* [AIM]: Gather all lines in the data that hold the string "Ultrasound".

** Start **

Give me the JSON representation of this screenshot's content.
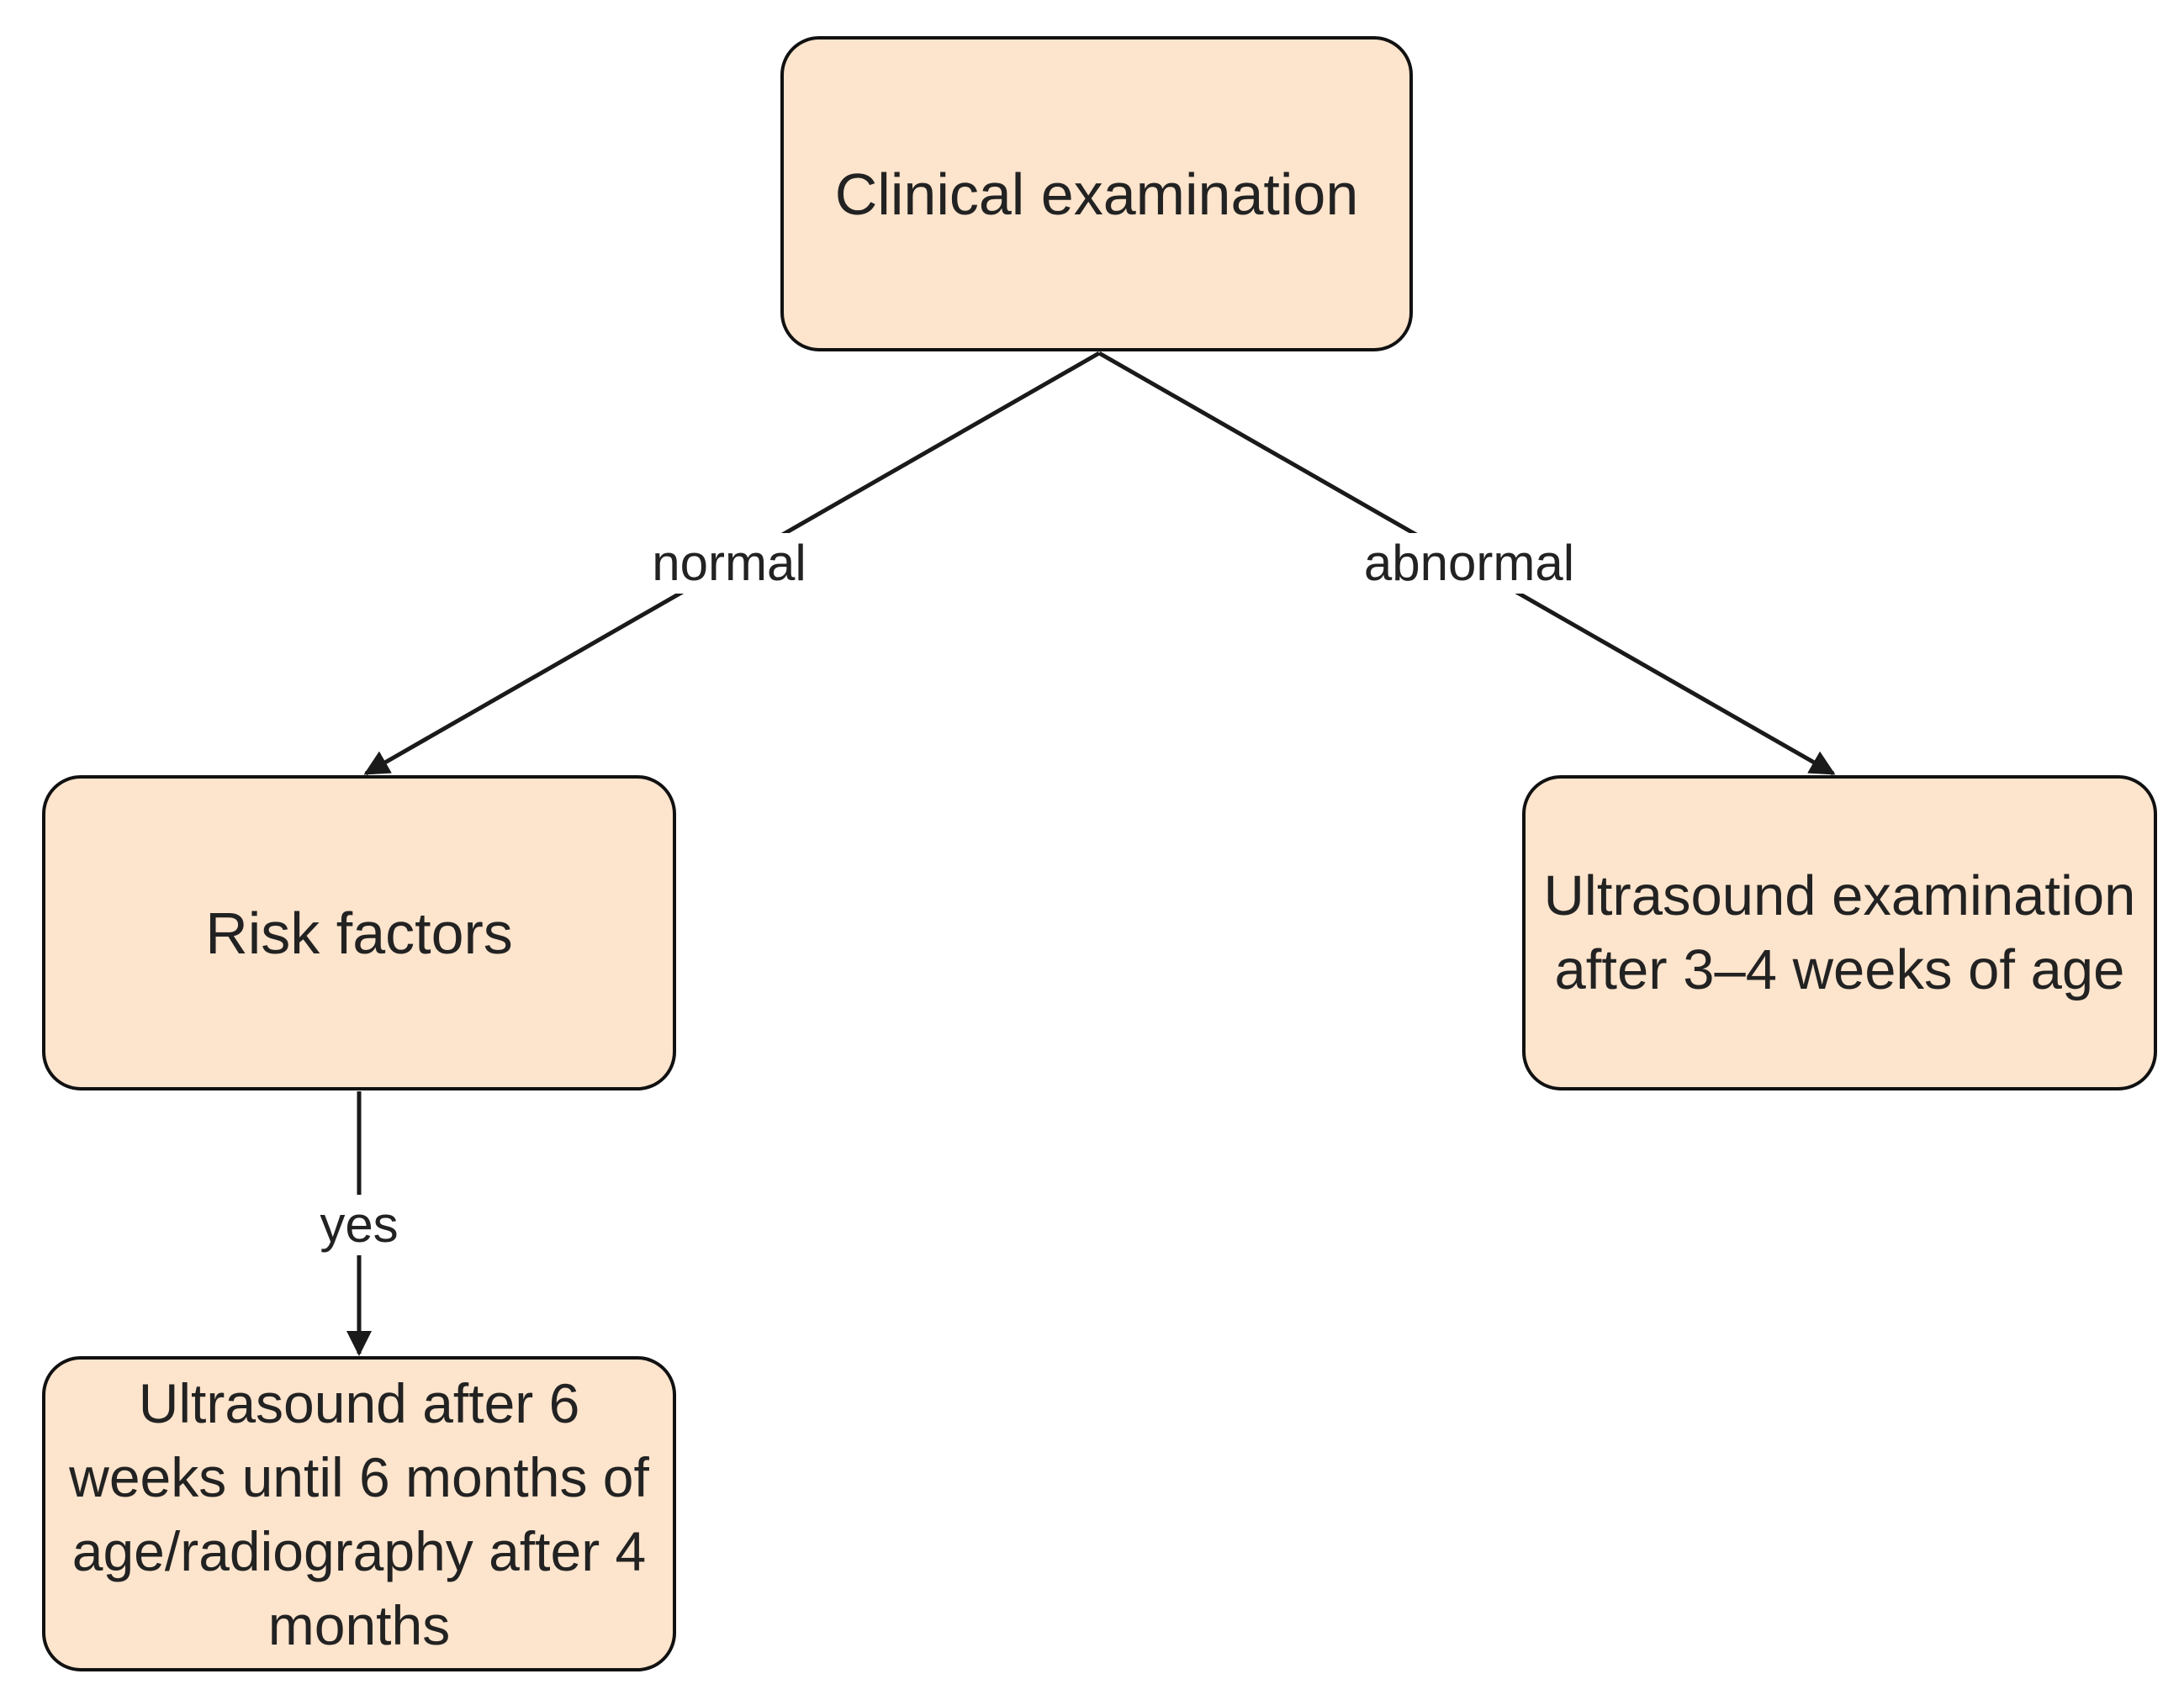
{
  "nodes": {
    "clinical_examination": "Clinical examination",
    "risk_factors": "Risk factors",
    "ultrasound_abnormal": "Ultrasound examination after 3–4 weeks of age",
    "ultrasound_risk": "Ultrasound after 6 weeks until 6 months of age/radiography after 4 months"
  },
  "edges": {
    "normal": "normal",
    "abnormal": "abnormal",
    "yes": "yes"
  },
  "colors": {
    "node_fill": "#FDE4CC",
    "node_border": "#111111",
    "edge": "#1a1a1a"
  }
}
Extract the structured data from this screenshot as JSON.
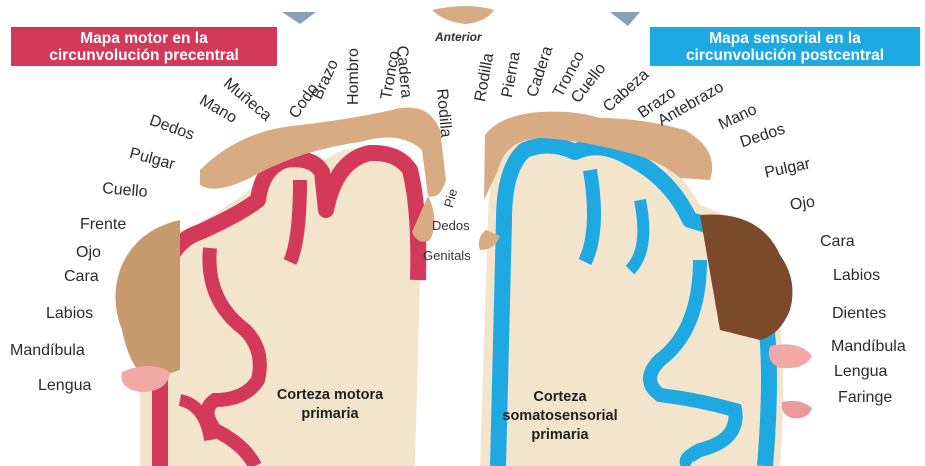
{
  "colors": {
    "motor": "#d33a5a",
    "sensory": "#1ea9e2",
    "tissue": "#f3e4cc",
    "skin": "#d8ab82"
  },
  "banners": {
    "motor": [
      "Mapa motor en la",
      "circunvolución precentral"
    ],
    "sensory": [
      "Mapa sensorial en la",
      "circunvolución postcentral"
    ]
  },
  "anterior": "Anterior",
  "captions": {
    "motor": [
      "Corteza motora",
      "primaria"
    ],
    "sensory": [
      "Corteza",
      "somatosensorial",
      "primaria"
    ]
  },
  "motor_labels": [
    "Hombro",
    "Tronco",
    "Cadera",
    "Rodilla",
    "Brazo",
    "Codo",
    "Muñeca",
    "Mano",
    "Dedos",
    "Pulgar",
    "Cuello",
    "Frente",
    "Ojo",
    "Cara",
    "Labios",
    "Mandíbula",
    "Lengua",
    "Pie",
    "Dedos",
    "Genitals"
  ],
  "sensory_labels": [
    "Rodilla",
    "Pierna",
    "Cadera",
    "Tronco",
    "Cuello",
    "Cabeza",
    "Brazo",
    "Antebrazo",
    "Mano",
    "Dedos",
    "Pulgar",
    "Ojo",
    "Cara",
    "Labios",
    "Dientes",
    "Mandíbula",
    "Lengua",
    "Faringe"
  ]
}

** End **

* [RESULT OF THE TASK]:
    "ultrasound_abnormal": "Ultrasound examination after 3–4 weeks of age",
    "ultrasound_risk": "Ultrasound after 6 weeks until 6 months of age/radiography after 4 months"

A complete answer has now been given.